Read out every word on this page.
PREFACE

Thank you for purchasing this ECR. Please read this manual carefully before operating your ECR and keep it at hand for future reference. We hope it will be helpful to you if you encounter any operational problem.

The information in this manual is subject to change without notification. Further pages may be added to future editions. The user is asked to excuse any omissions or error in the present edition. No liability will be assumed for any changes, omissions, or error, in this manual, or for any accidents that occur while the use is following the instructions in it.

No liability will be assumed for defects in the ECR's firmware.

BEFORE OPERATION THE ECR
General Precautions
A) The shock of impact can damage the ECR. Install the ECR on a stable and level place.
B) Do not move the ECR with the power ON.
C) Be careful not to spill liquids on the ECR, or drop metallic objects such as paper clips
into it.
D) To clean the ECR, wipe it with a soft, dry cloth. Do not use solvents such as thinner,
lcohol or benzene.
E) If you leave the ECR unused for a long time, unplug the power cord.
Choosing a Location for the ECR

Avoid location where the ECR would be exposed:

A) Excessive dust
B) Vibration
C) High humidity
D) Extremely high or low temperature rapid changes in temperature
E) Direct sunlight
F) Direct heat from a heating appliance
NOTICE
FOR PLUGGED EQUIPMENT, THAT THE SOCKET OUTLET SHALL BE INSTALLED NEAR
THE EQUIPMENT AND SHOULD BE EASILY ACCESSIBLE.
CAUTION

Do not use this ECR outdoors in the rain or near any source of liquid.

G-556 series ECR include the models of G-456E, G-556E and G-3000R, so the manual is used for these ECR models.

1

+ + + + +

WHAT TO WORK ON
Write out the whole listing exactly.

RESULT
Read out every word on this page.
PREFACE

Thank you for purchasing this ECR. Please read this manual carefully before operating your ECR and keep it at hand for future reference. We hope it will be helpful to you if you encounter any operational problem.

The information in this manual is subject to change without notification. Further pages may be added to future editions. The user is asked to excuse any omissions or error in the present edition. No liability will be assumed for any changes, omissions, or error, in this manual, or for any accidents that occur while the use is following the instructions in it.

No liability will be assumed for defects in the ECR's firmware.

BEFORE OPERATION THE ECR
General Precautions
A) The shock of impact can damage the ECR. Install the ECR on a stable and level place.
B) Do not move the ECR with the power ON.
C) Be careful not to spill liquids on the ECR, or drop metallic objects such as paper clips
into it.
D) To clean the ECR, wipe it with a soft, dry cloth. Do not use solvents such as thinner,
lcohol or benzene.
E) If you leave the ECR unused for a long time, unplug the power cord.
Choosing a Location for the ECR

Avoid location where the ECR would be exposed:

A) Excessive dust
B) Vibration
C) High humidity
D) Extremely high or low temperature rapid changes in temperature
E) Direct sunlight
F) Direct heat from a heating appliance
NOTICE
FOR PLUGGED EQUIPMENT, THAT THE SOCKET OUTLET SHALL BE INSTALLED NEAR
THE EQUIPMENT AND SHOULD BE EASILY ACCESSIBLE.
CAUTION

Do not use this ECR outdoors in the rain or near any source of liquid.

G-556 series ECR include the models of G-456E, G-556E and G-3000R, so the manual is used for these ECR models.

1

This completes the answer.